Put every line of the records below into a numbered list, skipping blank lines and leaving out the pictures.

# Start of DATASET ENTRIES

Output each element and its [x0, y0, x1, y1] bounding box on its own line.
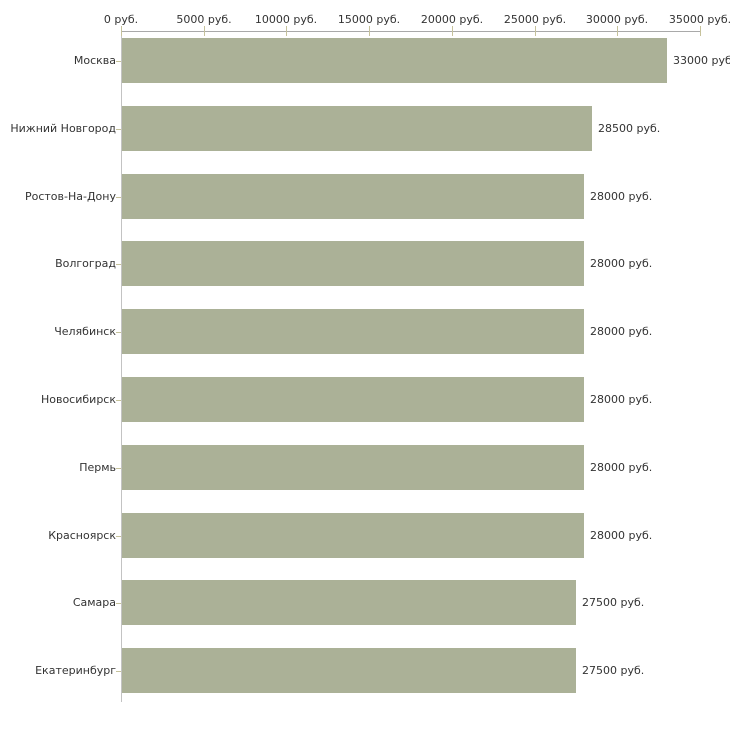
value-label: 28000 руб.: [590, 529, 653, 542]
value-label: 33000 руб: [673, 54, 730, 67]
category-tick: [116, 536, 121, 537]
x-axis-tick-label: 15000 руб.: [337, 13, 401, 26]
x-axis-tick: [121, 26, 122, 36]
category-tick: [116, 197, 121, 198]
value-label: 28500 руб.: [598, 122, 661, 135]
x-axis-tick: [617, 26, 618, 36]
bar: [122, 106, 592, 151]
x-axis-tick: [369, 26, 370, 36]
bar: [122, 38, 667, 83]
category-tick: [116, 332, 121, 333]
x-axis-tick-label: 30000 руб.: [585, 13, 649, 26]
category-label: Екатеринбург: [35, 664, 116, 677]
value-label: 27500 руб.: [582, 664, 645, 677]
value-label: 28000 руб.: [590, 257, 653, 270]
category-tick: [116, 61, 121, 62]
category-tick: [116, 400, 121, 401]
value-label: 27500 руб.: [582, 596, 645, 609]
value-label: 28000 руб.: [590, 190, 653, 203]
x-axis-tick-label: 0 руб.: [103, 13, 139, 26]
value-label: 28000 руб.: [590, 325, 653, 338]
category-label: Волгоград: [55, 257, 116, 270]
bar: [122, 445, 584, 490]
bar: [122, 241, 584, 286]
category-label: Ростов-На-Дону: [24, 190, 116, 203]
category-label: Красноярск: [48, 529, 116, 542]
category-tick: [116, 129, 121, 130]
category-label: Самара: [72, 596, 116, 609]
x-axis-tick-label: 20000 руб.: [420, 13, 484, 26]
x-axis-tick-label: 5000 руб.: [176, 13, 232, 26]
category-tick: [116, 603, 121, 604]
x-axis-tick: [535, 26, 536, 36]
value-label: 28000 руб.: [590, 393, 653, 406]
value-label: 28000 руб.: [590, 461, 653, 474]
category-tick: [116, 264, 121, 265]
bar: [122, 513, 584, 558]
category-label: Пермь: [79, 461, 116, 474]
bar: [122, 648, 576, 693]
category-label: Нижний Новгород: [10, 122, 116, 135]
y-axis-line: [121, 31, 122, 702]
x-axis-tick-label: 35000 руб.: [668, 13, 730, 26]
x-axis-tick: [204, 26, 205, 36]
category-label: Челябинск: [54, 325, 116, 338]
x-axis-line: [121, 31, 700, 32]
x-axis-tick-label: 25000 руб.: [503, 13, 567, 26]
category-label: Новосибирск: [40, 393, 116, 406]
x-axis-tick: [286, 26, 287, 36]
bar: [122, 174, 584, 219]
bar: [122, 377, 584, 422]
x-axis-tick: [452, 26, 453, 36]
x-axis-tick-label: 10000 руб.: [254, 13, 318, 26]
category-label: Москва: [73, 54, 116, 67]
bar: [122, 580, 576, 625]
x-axis-tick: [700, 26, 701, 36]
bar: [122, 309, 584, 354]
category-tick: [116, 468, 121, 469]
category-tick: [116, 671, 121, 672]
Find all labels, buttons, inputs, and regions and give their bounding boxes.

# End of DATASET ENTRIES

**THE RESPONSE**
1. Output each element and its [x0, y0, x1, y1] bounding box on its own line.
2. value-label: 28000 руб.: [590, 529, 653, 542]
3. value-label: 33000 руб: [673, 54, 730, 67]
4. category-tick: [116, 536, 121, 537]
5. x-axis-tick-label: 15000 руб.: [337, 13, 401, 26]
6. x-axis-tick: [121, 26, 122, 36]
7. category-tick: [116, 197, 121, 198]
8. value-label: 28500 руб.: [598, 122, 661, 135]
9. x-axis-tick: [617, 26, 618, 36]
10. bar: [122, 106, 592, 151]
11. x-axis-tick: [369, 26, 370, 36]
12. bar: [122, 38, 667, 83]
13. category-tick: [116, 332, 121, 333]
14. x-axis-tick-label: 30000 руб.: [585, 13, 649, 26]
15. category-label: Екатеринбург: [35, 664, 116, 677]
16. value-label: 27500 руб.: [582, 664, 645, 677]
17. value-label: 28000 руб.: [590, 257, 653, 270]
18. category-tick: [116, 61, 121, 62]
19. category-tick: [116, 400, 121, 401]
20. value-label: 27500 руб.: [582, 596, 645, 609]
21. value-label: 28000 руб.: [590, 190, 653, 203]
22. x-axis-tick-label: 0 руб.: [103, 13, 139, 26]
23. value-label: 28000 руб.: [590, 325, 653, 338]
24. category-label: Волгоград: [55, 257, 116, 270]
25. bar: [122, 445, 584, 490]
26. bar: [122, 241, 584, 286]
27. category-label: Ростов-На-Дону: [24, 190, 116, 203]
28. category-label: Красноярск: [48, 529, 116, 542]
29. category-tick: [116, 129, 121, 130]
30. category-label: Самара: [72, 596, 116, 609]
31. x-axis-tick-label: 20000 руб.: [420, 13, 484, 26]
32. x-axis-tick-label: 5000 руб.: [176, 13, 232, 26]
33. category-tick: [116, 603, 121, 604]
34. x-axis-tick: [535, 26, 536, 36]
35. value-label: 28000 руб.: [590, 393, 653, 406]
36. value-label: 28000 руб.: [590, 461, 653, 474]
37. category-tick: [116, 264, 121, 265]
38. bar: [122, 513, 584, 558]
39. category-label: Пермь: [79, 461, 116, 474]
40. bar: [122, 648, 576, 693]
41. category-label: Нижний Новгород: [10, 122, 116, 135]
42. y-axis-line: [121, 31, 122, 702]
43. x-axis-tick-label: 35000 руб.: [668, 13, 730, 26]
44. x-axis-tick: [204, 26, 205, 36]
45. category-label: Челябинск: [54, 325, 116, 338]
46. x-axis-line: [121, 31, 700, 32]
47. x-axis-tick-label: 25000 руб.: [503, 13, 567, 26]
48. category-label: Новосибирск: [40, 393, 116, 406]
49. x-axis-tick: [286, 26, 287, 36]
50. bar: [122, 174, 584, 219]
51. bar: [122, 377, 584, 422]
52. x-axis-tick: [452, 26, 453, 36]
53. x-axis-tick-label: 10000 руб.: [254, 13, 318, 26]
54. category-label: Москва: [73, 54, 116, 67]
55. bar: [122, 580, 576, 625]
56. x-axis-tick: [700, 26, 701, 36]
57. bar: [122, 309, 584, 354]
58. category-tick: [116, 468, 121, 469]
59. category-tick: [116, 671, 121, 672]
60. Find all labels, buttons, inputs, and regions and give their bounding boxes.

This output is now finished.